STATED TASK: Write out each line of the listing as it stands, without the images.

SUPPLIED RECORDS:
# # # # # # #
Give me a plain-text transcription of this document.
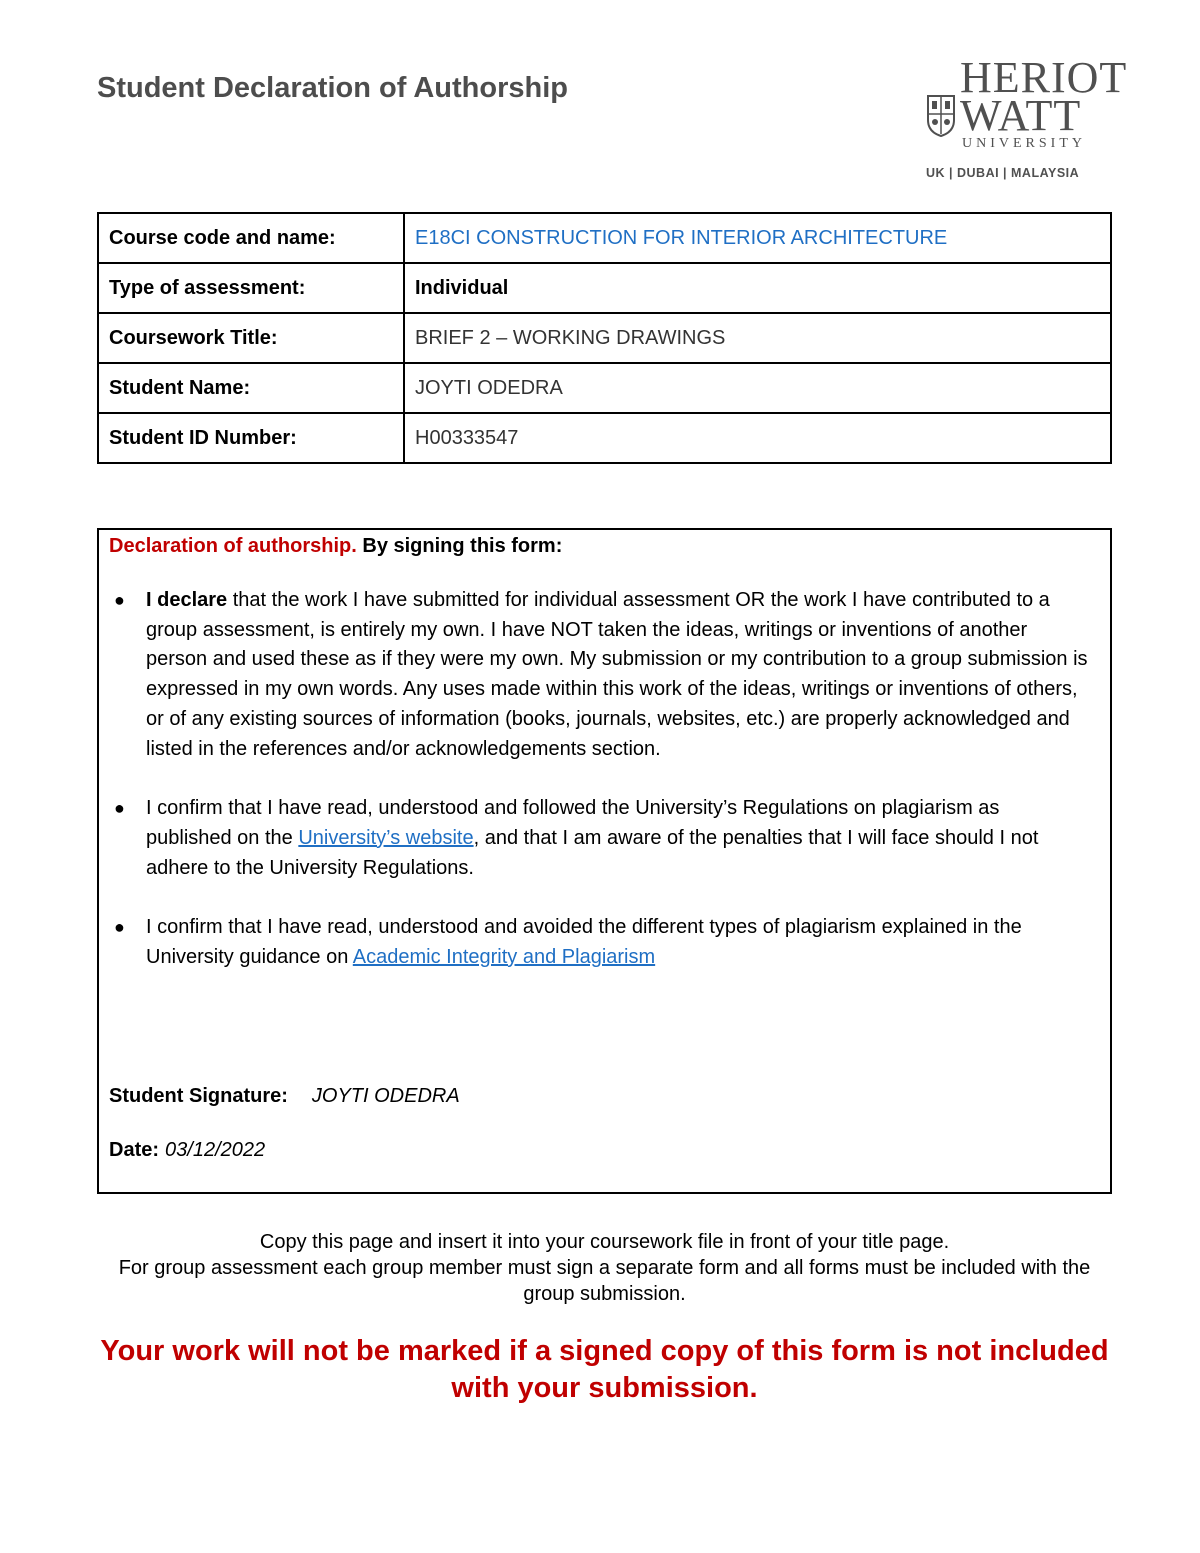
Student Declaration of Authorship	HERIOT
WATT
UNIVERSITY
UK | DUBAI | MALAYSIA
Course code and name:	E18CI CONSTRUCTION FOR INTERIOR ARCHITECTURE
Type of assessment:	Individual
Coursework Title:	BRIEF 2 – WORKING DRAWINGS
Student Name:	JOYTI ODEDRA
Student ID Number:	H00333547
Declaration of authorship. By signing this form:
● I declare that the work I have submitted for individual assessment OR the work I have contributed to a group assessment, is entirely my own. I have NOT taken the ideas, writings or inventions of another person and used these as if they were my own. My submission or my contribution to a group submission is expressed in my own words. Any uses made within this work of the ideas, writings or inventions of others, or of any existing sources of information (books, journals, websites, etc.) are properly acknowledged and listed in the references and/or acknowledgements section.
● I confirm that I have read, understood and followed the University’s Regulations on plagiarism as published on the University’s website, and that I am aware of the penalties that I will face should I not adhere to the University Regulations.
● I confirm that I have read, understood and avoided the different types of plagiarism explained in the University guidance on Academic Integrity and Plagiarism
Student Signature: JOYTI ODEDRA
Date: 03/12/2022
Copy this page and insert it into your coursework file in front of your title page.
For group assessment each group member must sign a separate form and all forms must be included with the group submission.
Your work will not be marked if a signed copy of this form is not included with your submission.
# # # # # # #
COMPLETED EXERCISE:
Give me a plain-text transcription of this document.
Student Declaration of Authorship	HERIOT
WATT
UNIVERSITY
UK | DUBAI | MALAYSIA
Course code and name:	E18CI CONSTRUCTION FOR INTERIOR ARCHITECTURE
Type of assessment:	Individual
Coursework Title:	BRIEF 2 – WORKING DRAWINGS
Student Name:	JOYTI ODEDRA
Student ID Number:	H00333547
Declaration of authorship. By signing this form:
● I declare that the work I have submitted for individual assessment OR the work I have contributed to a group assessment, is entirely my own. I have NOT taken the ideas, writings or inventions of another person and used these as if they were my own. My submission or my contribution to a group submission is expressed in my own words. Any uses made within this work of the ideas, writings or inventions of others, or of any existing sources of information (books, journals, websites, etc.) are properly acknowledged and listed in the references and/or acknowledgements section.
● I confirm that I have read, understood and followed the University’s Regulations on plagiarism as published on the University’s website, and that I am aware of the penalties that I will face should I not adhere to the University Regulations.
● I confirm that I have read, understood and avoided the different types of plagiarism explained in the University guidance on Academic Integrity and Plagiarism
Student Signature: JOYTI ODEDRA
Date: 03/12/2022
Copy this page and insert it into your coursework file in front of your title page.
For group assessment each group member must sign a separate form and all forms must be included with the group submission.
Your work will not be marked if a signed copy of this form is not included with your submission.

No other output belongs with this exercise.